**SHORT EXERCISE**
Write out each line beneath this one exactly as it reads.

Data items
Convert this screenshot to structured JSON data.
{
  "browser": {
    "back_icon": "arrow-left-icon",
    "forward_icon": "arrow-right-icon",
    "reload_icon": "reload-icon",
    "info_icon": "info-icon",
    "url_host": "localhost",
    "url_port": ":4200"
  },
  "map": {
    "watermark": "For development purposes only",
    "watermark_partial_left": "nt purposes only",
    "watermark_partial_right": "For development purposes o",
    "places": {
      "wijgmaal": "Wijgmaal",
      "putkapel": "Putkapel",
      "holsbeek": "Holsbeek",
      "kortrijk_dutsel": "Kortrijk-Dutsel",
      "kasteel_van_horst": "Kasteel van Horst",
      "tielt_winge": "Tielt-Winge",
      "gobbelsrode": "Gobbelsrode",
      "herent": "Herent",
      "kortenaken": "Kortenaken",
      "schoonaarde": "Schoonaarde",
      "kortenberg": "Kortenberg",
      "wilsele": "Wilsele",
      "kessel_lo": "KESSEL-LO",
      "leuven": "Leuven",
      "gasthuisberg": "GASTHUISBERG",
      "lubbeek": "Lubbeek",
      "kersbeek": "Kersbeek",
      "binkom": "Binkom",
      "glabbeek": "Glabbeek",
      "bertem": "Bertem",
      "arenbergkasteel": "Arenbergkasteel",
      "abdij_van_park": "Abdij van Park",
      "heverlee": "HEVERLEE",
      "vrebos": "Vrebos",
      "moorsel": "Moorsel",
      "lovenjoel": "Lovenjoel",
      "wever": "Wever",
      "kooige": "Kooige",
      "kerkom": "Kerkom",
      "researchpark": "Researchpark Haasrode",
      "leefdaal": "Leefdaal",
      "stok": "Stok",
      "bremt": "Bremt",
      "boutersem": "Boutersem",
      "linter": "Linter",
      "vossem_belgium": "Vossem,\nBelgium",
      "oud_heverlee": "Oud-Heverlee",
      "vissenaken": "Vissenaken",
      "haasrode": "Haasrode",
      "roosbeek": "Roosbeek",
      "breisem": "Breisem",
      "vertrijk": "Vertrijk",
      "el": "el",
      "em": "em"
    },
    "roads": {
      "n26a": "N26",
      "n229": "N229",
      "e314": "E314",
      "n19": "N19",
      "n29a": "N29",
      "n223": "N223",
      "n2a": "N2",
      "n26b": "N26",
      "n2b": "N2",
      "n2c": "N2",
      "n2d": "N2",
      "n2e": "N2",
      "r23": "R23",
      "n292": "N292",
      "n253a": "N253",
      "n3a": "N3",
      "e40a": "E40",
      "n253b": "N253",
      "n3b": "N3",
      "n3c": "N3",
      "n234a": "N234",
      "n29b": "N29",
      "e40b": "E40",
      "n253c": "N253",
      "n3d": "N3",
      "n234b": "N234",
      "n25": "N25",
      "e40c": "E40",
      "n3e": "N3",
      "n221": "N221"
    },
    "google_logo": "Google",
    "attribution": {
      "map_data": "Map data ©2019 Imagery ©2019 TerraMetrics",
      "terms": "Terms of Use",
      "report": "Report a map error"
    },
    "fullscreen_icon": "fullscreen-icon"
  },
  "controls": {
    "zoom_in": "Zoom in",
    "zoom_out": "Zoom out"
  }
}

**RESPONSE TO THE TASK**
Convert this screenshot to structured JSON data.
{
  "browser": {
    "back_icon": "arrow-left-icon",
    "forward_icon": "arrow-right-icon",
    "reload_icon": "reload-icon",
    "info_icon": "info-icon",
    "url_host": "localhost",
    "url_port": ":4200"
  },
  "map": {
    "watermark": "For development purposes only",
    "watermark_partial_left": "nt purposes only",
    "watermark_partial_right": "For development purposes o",
    "places": {
      "wijgmaal": "Wijgmaal",
      "putkapel": "Putkapel",
      "holsbeek": "Holsbeek",
      "kortrijk_dutsel": "Kortrijk-Dutsel",
      "kasteel_van_horst": "Kasteel van Horst",
      "tielt_winge": "Tielt-Winge",
      "gobbelsrode": "Gobbelsrode",
      "herent": "Herent",
      "kortenaken": "Kortenaken",
      "schoonaarde": "Schoonaarde",
      "kortenberg": "Kortenberg",
      "wilsele": "Wilsele",
      "kessel_lo": "KESSEL-LO",
      "leuven": "Leuven",
      "gasthuisberg": "GASTHUISBERG",
      "lubbeek": "Lubbeek",
      "kersbeek": "Kersbeek",
      "binkom": "Binkom",
      "glabbeek": "Glabbeek",
      "bertem": "Bertem",
      "arenbergkasteel": "Arenbergkasteel",
      "abdij_van_park": "Abdij van Park",
      "heverlee": "HEVERLEE",
      "vrebos": "Vrebos",
      "moorsel": "Moorsel",
      "lovenjoel": "Lovenjoel",
      "wever": "Wever",
      "kooige": "Kooige",
      "kerkom": "Kerkom",
      "researchpark": "Researchpark Haasrode",
      "leefdaal": "Leefdaal",
      "stok": "Stok",
      "bremt": "Bremt",
      "boutersem": "Boutersem",
      "linter": "Linter",
      "vossem_belgium": "Vossem,\nBelgium",
      "oud_heverlee": "Oud-Heverlee",
      "vissenaken": "Vissenaken",
      "haasrode": "Haasrode",
      "roosbeek": "Roosbeek",
      "breisem": "Breisem",
      "vertrijk": "Vertrijk",
      "el": "el",
      "em": "em"
    },
    "roads": {
      "n26a": "N26",
      "n229": "N229",
      "e314": "E314",
      "n19": "N19",
      "n29a": "N29",
      "n223": "N223",
      "n2a": "N2",
      "n26b": "N26",
      "n2b": "N2",
      "n2c": "N2",
      "n2d": "N2",
      "n2e": "N2",
      "r23": "R23",
      "n292": "N292",
      "n253a": "N253",
      "n3a": "N3",
      "e40a": "E40",
      "n253b": "N253",
      "n3b": "N3",
      "n3c": "N3",
      "n234a": "N234",
      "n29b": "N29",
      "e40b": "E40",
      "n253c": "N253",
      "n3d": "N3",
      "n234b": "N234",
      "n25": "N25",
      "e40c": "E40",
      "n3e": "N3",
      "n221": "N221"
    },
    "google_logo": "Google",
    "attribution": {
      "map_data": "Map data ©2019 Imagery ©2019 TerraMetrics",
      "terms": "Terms of Use",
      "report": "Report a map error"
    },
    "fullscreen_icon": "fullscreen-icon"
  },
  "controls": {
    "zoom_in": "Zoom in",
    "zoom_out": "Zoom out"
  }
}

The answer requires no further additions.